A run of records:
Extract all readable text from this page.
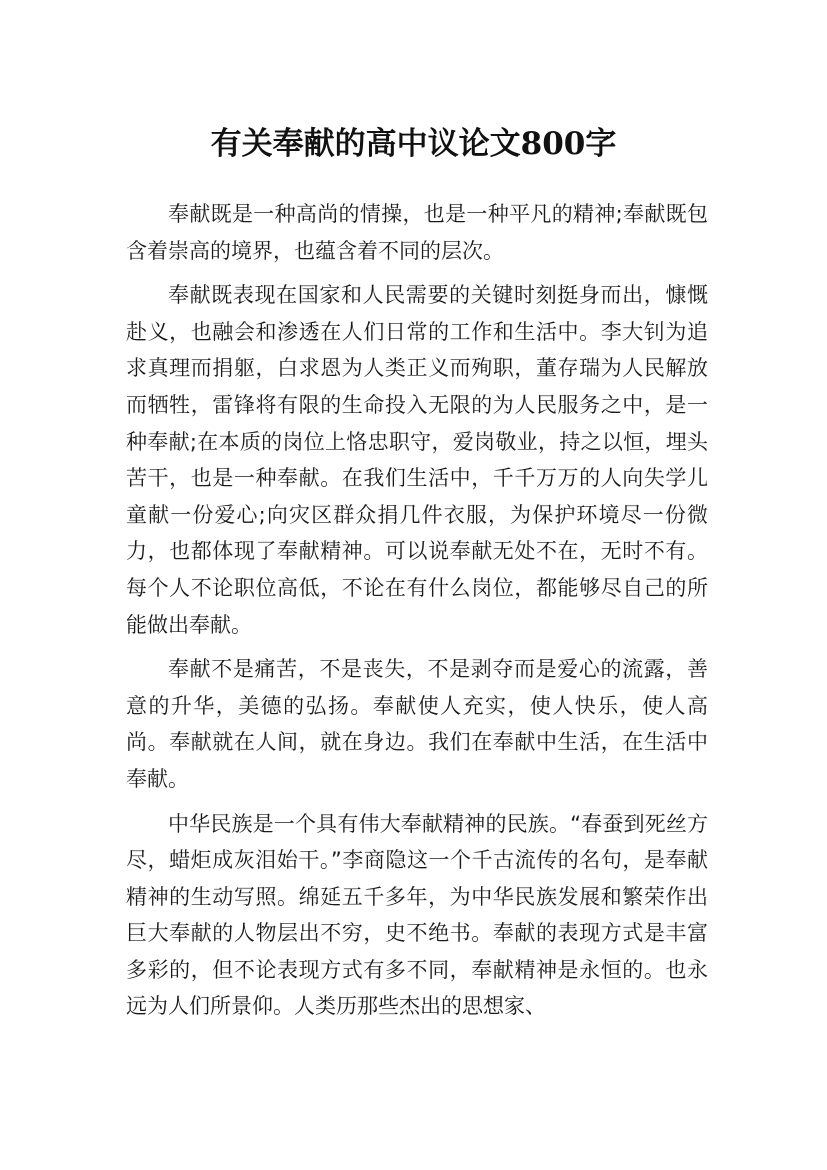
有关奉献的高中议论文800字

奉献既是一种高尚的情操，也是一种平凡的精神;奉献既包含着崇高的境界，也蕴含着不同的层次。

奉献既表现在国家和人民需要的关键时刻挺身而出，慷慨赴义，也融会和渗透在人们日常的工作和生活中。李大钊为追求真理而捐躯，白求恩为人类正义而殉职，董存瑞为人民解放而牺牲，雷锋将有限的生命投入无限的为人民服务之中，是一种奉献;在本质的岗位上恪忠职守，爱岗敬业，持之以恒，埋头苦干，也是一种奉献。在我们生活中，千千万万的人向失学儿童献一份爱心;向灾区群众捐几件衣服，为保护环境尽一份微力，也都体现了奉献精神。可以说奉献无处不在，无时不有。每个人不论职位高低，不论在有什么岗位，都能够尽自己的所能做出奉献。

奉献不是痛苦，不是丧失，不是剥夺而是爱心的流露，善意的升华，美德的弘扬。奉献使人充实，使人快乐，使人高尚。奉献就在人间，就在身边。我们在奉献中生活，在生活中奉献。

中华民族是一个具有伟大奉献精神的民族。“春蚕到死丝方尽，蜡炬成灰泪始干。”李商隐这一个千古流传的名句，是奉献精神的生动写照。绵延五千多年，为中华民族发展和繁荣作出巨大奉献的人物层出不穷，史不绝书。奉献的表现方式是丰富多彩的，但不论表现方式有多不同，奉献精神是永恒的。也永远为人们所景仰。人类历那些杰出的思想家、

**GOAL:**
All of the records need repeating exactly, except for the pictures.

**SOLUTION FOR THIS EXERCISE:**
Extract all readable text from this page.
有关奉献的高中议论文800字

奉献既是一种高尚的情操，也是一种平凡的精神;奉献既包含着崇高的境界，也蕴含着不同的层次。

奉献既表现在国家和人民需要的关键时刻挺身而出，慷慨赴义，也融会和渗透在人们日常的工作和生活中。李大钊为追求真理而捐躯，白求恩为人类正义而殉职，董存瑞为人民解放而牺牲，雷锋将有限的生命投入无限的为人民服务之中，是一种奉献;在本质的岗位上恪忠职守，爱岗敬业，持之以恒，埋头苦干，也是一种奉献。在我们生活中，千千万万的人向失学儿童献一份爱心;向灾区群众捐几件衣服，为保护环境尽一份微力，也都体现了奉献精神。可以说奉献无处不在，无时不有。每个人不论职位高低，不论在有什么岗位，都能够尽自己的所能做出奉献。

奉献不是痛苦，不是丧失，不是剥夺而是爱心的流露，善意的升华，美德的弘扬。奉献使人充实，使人快乐，使人高尚。奉献就在人间，就在身边。我们在奉献中生活，在生活中奉献。

中华民族是一个具有伟大奉献精神的民族。“春蚕到死丝方尽，蜡炬成灰泪始干。”李商隐这一个千古流传的名句，是奉献精神的生动写照。绵延五千多年，为中华民族发展和繁荣作出巨大奉献的人物层出不穷，史不绝书。奉献的表现方式是丰富多彩的，但不论表现方式有多不同，奉献精神是永恒的。也永远为人们所景仰。人类历那些杰出的思想家、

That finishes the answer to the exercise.